--- WORK TO DO ---
Copy all lines below containing "title".
━━ MATERIAL SUPPLIED ━━
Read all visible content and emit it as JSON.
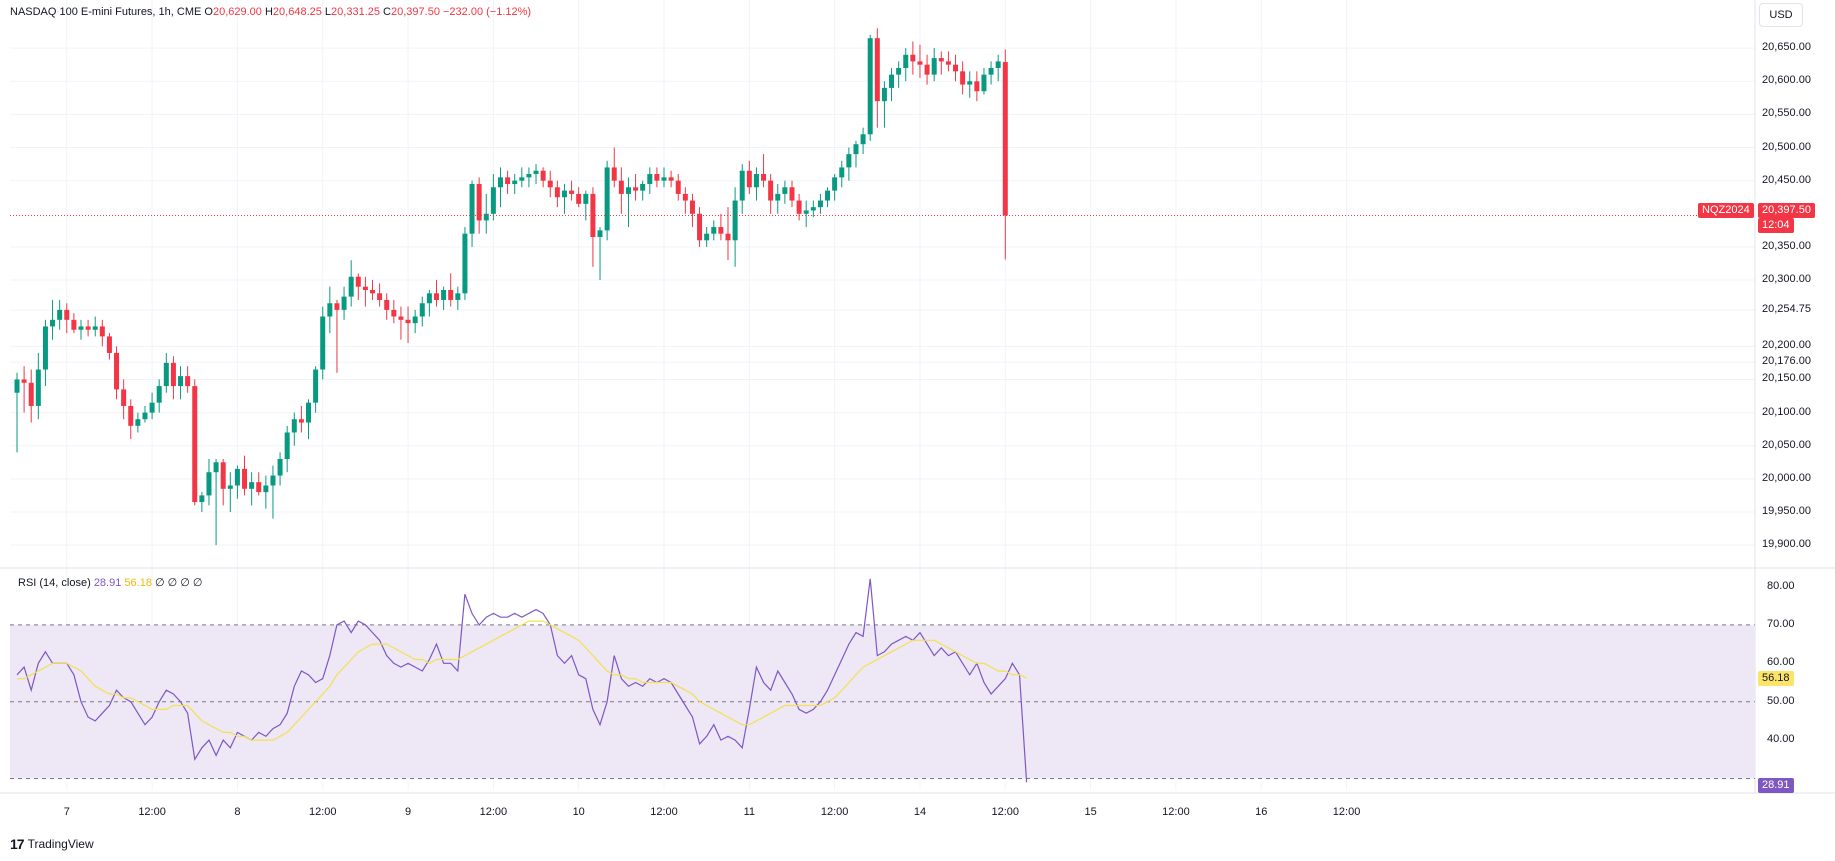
{
  "header": {
    "symbol": "NASDAQ 100 E-mini Futures, 1h, CME",
    "o_label": "O",
    "o_value": "20,629.00",
    "h_label": "H",
    "h_value": "20,648.25",
    "l_label": "L",
    "l_value": "20,331.25",
    "c_label": "C",
    "c_value": "20,397.50",
    "change": "−232.00 (−1.12%)"
  },
  "currency_button": "USD",
  "rsi_header": {
    "label": "RSI (14, close)",
    "rsi_value": "28.91",
    "ma_value": "56.18",
    "extras": "∅ ∅ ∅ ∅"
  },
  "price_tag": {
    "ticker": "NQZ2024",
    "price": "20,397.50",
    "countdown": "12:04"
  },
  "rsi_tags": {
    "ma": "56.18",
    "rsi": "28.91"
  },
  "brand": "TradingView",
  "colors": {
    "up": "#089981",
    "down": "#f23645",
    "rsi_line": "#7e57c2",
    "rsi_ma": "#f5e04f",
    "rsi_band": "#ede7f6"
  },
  "chart_data": [
    {
      "type": "candlestick",
      "title": "NASDAQ 100 E-mini Futures, 1h, CME",
      "ylim": [
        19870,
        20700
      ],
      "y_ticks": [
        "20,650.00",
        "20,600.00",
        "20,550.00",
        "20,500.00",
        "20,450.00",
        "20,350.00",
        "20,300.00",
        "20,254.75",
        "20,200.00",
        "20,176.00",
        "20,150.00",
        "20,100.00",
        "20,050.00",
        "20,000.00",
        "19,950.00",
        "19,900.00"
      ],
      "x_ticks": [
        {
          "label": "7",
          "index": 7
        },
        {
          "label": "12:00",
          "index": 19
        },
        {
          "label": "8",
          "index": 31
        },
        {
          "label": "12:00",
          "index": 43
        },
        {
          "label": "9",
          "index": 55
        },
        {
          "label": "12:00",
          "index": 67
        },
        {
          "label": "10",
          "index": 79
        },
        {
          "label": "12:00",
          "index": 91
        },
        {
          "label": "11",
          "index": 103
        },
        {
          "label": "12:00",
          "index": 115
        },
        {
          "label": "14",
          "index": 127
        },
        {
          "label": "12:00",
          "index": 139
        },
        {
          "label": "15",
          "index": 151
        },
        {
          "label": "12:00",
          "index": 163
        },
        {
          "label": "16",
          "index": 175
        },
        {
          "label": "12:00",
          "index": 187
        }
      ],
      "last_price": 20397.5,
      "ohlc": [
        [
          20130,
          20160,
          20040,
          20150
        ],
        [
          20150,
          20170,
          20100,
          20145
        ],
        [
          20145,
          20165,
          20085,
          20110
        ],
        [
          20110,
          20190,
          20090,
          20165
        ],
        [
          20165,
          20240,
          20140,
          20230
        ],
        [
          20230,
          20270,
          20210,
          20240
        ],
        [
          20240,
          20270,
          20225,
          20255
        ],
        [
          20255,
          20265,
          20220,
          20240
        ],
        [
          20240,
          20250,
          20220,
          20225
        ],
        [
          20225,
          20240,
          20210,
          20230
        ],
        [
          20230,
          20240,
          20215,
          20225
        ],
        [
          20225,
          20245,
          20215,
          20230
        ],
        [
          20230,
          20240,
          20200,
          20215
        ],
        [
          20215,
          20220,
          20180,
          20190
        ],
        [
          20190,
          20200,
          20120,
          20135
        ],
        [
          20135,
          20150,
          20090,
          20110
        ],
        [
          20110,
          20120,
          20060,
          20080
        ],
        [
          20080,
          20100,
          20070,
          20090
        ],
        [
          20090,
          20110,
          20085,
          20100
        ],
        [
          20100,
          20130,
          20090,
          20115
        ],
        [
          20115,
          20150,
          20100,
          20140
        ],
        [
          20140,
          20190,
          20130,
          20175
        ],
        [
          20175,
          20185,
          20120,
          20140
        ],
        [
          20140,
          20170,
          20120,
          20155
        ],
        [
          20155,
          20170,
          20130,
          20140
        ],
        [
          20140,
          20150,
          19960,
          19965
        ],
        [
          19965,
          19980,
          19950,
          19975
        ],
        [
          19975,
          20030,
          19960,
          20010
        ],
        [
          20010,
          20030,
          19900,
          20025
        ],
        [
          20025,
          20030,
          19960,
          19985
        ],
        [
          19985,
          20010,
          19950,
          19990
        ],
        [
          19990,
          20020,
          19970,
          20015
        ],
        [
          20015,
          20035,
          19975,
          19985
        ],
        [
          19985,
          20010,
          19960,
          19995
        ],
        [
          19995,
          20010,
          19975,
          19980
        ],
        [
          19980,
          20005,
          19955,
          19990
        ],
        [
          19990,
          20020,
          19940,
          20005
        ],
        [
          20005,
          20040,
          19990,
          20030
        ],
        [
          20030,
          20080,
          20010,
          20070
        ],
        [
          20070,
          20100,
          20050,
          20090
        ],
        [
          20090,
          20110,
          20070,
          20085
        ],
        [
          20085,
          20120,
          20060,
          20115
        ],
        [
          20115,
          20170,
          20100,
          20165
        ],
        [
          20165,
          20260,
          20150,
          20245
        ],
        [
          20245,
          20290,
          20220,
          20265
        ],
        [
          20265,
          20270,
          20160,
          20255
        ],
        [
          20255,
          20290,
          20240,
          20275
        ],
        [
          20275,
          20330,
          20260,
          20305
        ],
        [
          20305,
          20310,
          20270,
          20290
        ],
        [
          20290,
          20305,
          20260,
          20285
        ],
        [
          20285,
          20300,
          20270,
          20280
        ],
        [
          20280,
          20295,
          20260,
          20270
        ],
        [
          20270,
          20280,
          20240,
          20255
        ],
        [
          20255,
          20270,
          20235,
          20245
        ],
        [
          20245,
          20260,
          20210,
          20240
        ],
        [
          20240,
          20260,
          20205,
          20235
        ],
        [
          20235,
          20255,
          20220,
          20245
        ],
        [
          20245,
          20275,
          20230,
          20265
        ],
        [
          20265,
          20285,
          20245,
          20280
        ],
        [
          20280,
          20300,
          20260,
          20270
        ],
        [
          20270,
          20290,
          20255,
          20285
        ],
        [
          20285,
          20310,
          20260,
          20270
        ],
        [
          20270,
          20290,
          20255,
          20280
        ],
        [
          20280,
          20380,
          20270,
          20370
        ],
        [
          20370,
          20450,
          20350,
          20445
        ],
        [
          20445,
          20455,
          20370,
          20390
        ],
        [
          20390,
          20430,
          20370,
          20400
        ],
        [
          20400,
          20460,
          20390,
          20440
        ],
        [
          20440,
          20470,
          20410,
          20455
        ],
        [
          20455,
          20465,
          20430,
          20445
        ],
        [
          20445,
          20460,
          20430,
          20450
        ],
        [
          20450,
          20470,
          20440,
          20455
        ],
        [
          20455,
          20470,
          20440,
          20460
        ],
        [
          20460,
          20475,
          20445,
          20465
        ],
        [
          20465,
          20470,
          20440,
          20450
        ],
        [
          20450,
          20465,
          20425,
          20440
        ],
        [
          20440,
          20450,
          20410,
          20425
        ],
        [
          20425,
          20445,
          20400,
          20435
        ],
        [
          20435,
          20450,
          20420,
          20430
        ],
        [
          20430,
          20440,
          20410,
          20415
        ],
        [
          20415,
          20435,
          20390,
          20430
        ],
        [
          20430,
          20440,
          20320,
          20365
        ],
        [
          20365,
          20380,
          20300,
          20375
        ],
        [
          20375,
          20480,
          20360,
          20470
        ],
        [
          20470,
          20500,
          20440,
          20450
        ],
        [
          20450,
          20470,
          20400,
          20430
        ],
        [
          20430,
          20455,
          20380,
          20440
        ],
        [
          20440,
          20460,
          20420,
          20435
        ],
        [
          20435,
          20450,
          20420,
          20445
        ],
        [
          20445,
          20470,
          20430,
          20460
        ],
        [
          20460,
          20470,
          20440,
          20450
        ],
        [
          20450,
          20470,
          20440,
          20455
        ],
        [
          20455,
          20465,
          20440,
          20450
        ],
        [
          20450,
          20460,
          20420,
          20430
        ],
        [
          20430,
          20440,
          20400,
          20420
        ],
        [
          20420,
          20430,
          20380,
          20400
        ],
        [
          20400,
          20410,
          20350,
          20360
        ],
        [
          20360,
          20380,
          20350,
          20370
        ],
        [
          20370,
          20390,
          20360,
          20380
        ],
        [
          20380,
          20400,
          20360,
          20370
        ],
        [
          20370,
          20410,
          20330,
          20360
        ],
        [
          20360,
          20440,
          20320,
          20420
        ],
        [
          20420,
          20475,
          20400,
          20465
        ],
        [
          20465,
          20480,
          20430,
          20440
        ],
        [
          20440,
          20470,
          20420,
          20460
        ],
        [
          20460,
          20490,
          20440,
          20450
        ],
        [
          20450,
          20460,
          20400,
          20420
        ],
        [
          20420,
          20445,
          20400,
          20430
        ],
        [
          20430,
          20450,
          20415,
          20440
        ],
        [
          20440,
          20450,
          20410,
          20420
        ],
        [
          20420,
          20430,
          20390,
          20400
        ],
        [
          20400,
          20420,
          20380,
          20405
        ],
        [
          20405,
          20420,
          20395,
          20410
        ],
        [
          20410,
          20430,
          20400,
          20420
        ],
        [
          20420,
          20440,
          20410,
          20435
        ],
        [
          20435,
          20460,
          20420,
          20455
        ],
        [
          20455,
          20480,
          20440,
          20470
        ],
        [
          20470,
          20500,
          20450,
          20490
        ],
        [
          20490,
          20510,
          20470,
          20505
        ],
        [
          20505,
          20530,
          20490,
          20520
        ],
        [
          20520,
          20670,
          20510,
          20665
        ],
        [
          20665,
          20680,
          20530,
          20570
        ],
        [
          20570,
          20600,
          20530,
          20590
        ],
        [
          20590,
          20620,
          20570,
          20610
        ],
        [
          20610,
          20630,
          20590,
          20620
        ],
        [
          20620,
          20650,
          20600,
          20640
        ],
        [
          20640,
          20660,
          20610,
          20630
        ],
        [
          20630,
          20655,
          20605,
          20625
        ],
        [
          20625,
          20640,
          20595,
          20610
        ],
        [
          20610,
          20650,
          20600,
          20635
        ],
        [
          20635,
          20645,
          20610,
          20630
        ],
        [
          20630,
          20645,
          20615,
          20625
        ],
        [
          20625,
          20640,
          20600,
          20615
        ],
        [
          20615,
          20630,
          20580,
          20595
        ],
        [
          20595,
          20615,
          20575,
          20600
        ],
        [
          20600,
          20615,
          20570,
          20585
        ],
        [
          20585,
          20620,
          20580,
          20610
        ],
        [
          20610,
          20630,
          20595,
          20620
        ],
        [
          20620,
          20640,
          20600,
          20630
        ],
        [
          20629,
          20648,
          20331,
          20397.5
        ]
      ]
    },
    {
      "type": "line",
      "title": "RSI (14, close)",
      "ylim": [
        27,
        83
      ],
      "y_ticks": [
        "80.00",
        "70.00",
        "60.00",
        "50.00",
        "40.00"
      ],
      "bands": [
        30,
        50,
        70
      ],
      "series": [
        {
          "name": "RSI",
          "values": [
            57,
            59,
            53,
            60,
            63,
            60,
            60,
            60,
            57,
            50,
            46,
            45,
            47,
            49,
            53,
            51,
            50,
            47,
            44,
            46,
            50,
            53,
            52,
            50,
            47,
            35,
            38,
            40,
            36,
            40,
            38,
            42,
            41,
            40,
            42,
            41,
            43,
            44,
            47,
            54,
            58,
            57,
            55,
            56,
            62,
            70,
            71,
            68,
            71,
            70,
            68,
            66,
            62,
            60,
            59,
            60,
            59,
            58,
            61,
            65,
            60,
            60,
            58,
            78,
            73,
            70,
            72,
            73,
            72,
            72,
            73,
            72,
            73,
            74,
            73,
            70,
            62,
            60,
            62,
            57,
            56,
            48,
            44,
            50,
            62,
            56,
            54,
            55,
            54,
            56,
            55,
            56,
            55,
            52,
            49,
            46,
            39,
            41,
            44,
            40,
            41,
            40,
            38,
            48,
            59,
            55,
            53,
            58,
            55,
            52,
            48,
            47,
            48,
            50,
            53,
            57,
            61,
            65,
            68,
            67,
            82,
            62,
            63,
            65,
            66,
            67,
            66,
            68,
            65,
            62,
            64,
            62,
            63,
            60,
            57,
            60,
            55,
            52,
            54,
            56,
            60,
            57,
            29
          ]
        },
        {
          "name": "MA",
          "values": [
            56,
            56,
            57,
            58,
            59,
            60,
            60,
            60,
            59,
            58,
            56,
            54,
            53,
            52,
            52,
            51,
            51,
            50,
            49,
            48,
            48,
            48,
            49,
            49,
            49,
            47,
            45,
            44,
            43,
            42,
            42,
            41,
            41,
            40,
            40,
            40,
            40,
            41,
            42,
            44,
            46,
            48,
            50,
            52,
            54,
            57,
            59,
            61,
            63,
            64,
            65,
            65,
            65,
            64,
            63,
            62,
            61,
            61,
            60,
            61,
            61,
            61,
            61,
            62,
            63,
            64,
            65,
            66,
            67,
            68,
            69,
            70,
            71,
            71,
            71,
            70,
            69,
            68,
            67,
            66,
            64,
            62,
            60,
            58,
            57,
            57,
            56,
            56,
            55,
            55,
            55,
            55,
            55,
            54,
            53,
            52,
            50,
            49,
            48,
            47,
            46,
            45,
            44,
            44,
            45,
            46,
            47,
            48,
            49,
            49,
            49,
            49,
            49,
            49,
            50,
            51,
            53,
            55,
            57,
            59,
            60,
            61,
            62,
            63,
            64,
            65,
            66,
            66,
            66,
            66,
            65,
            64,
            63,
            62,
            61,
            60,
            60,
            59,
            58,
            58,
            57,
            57,
            56.18
          ]
        }
      ]
    }
  ]
}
━━━
--- ANSWER ---
      "title": "NASDAQ 100 E-mini Futures, 1h, CME",
      "title": "RSI (14, close)",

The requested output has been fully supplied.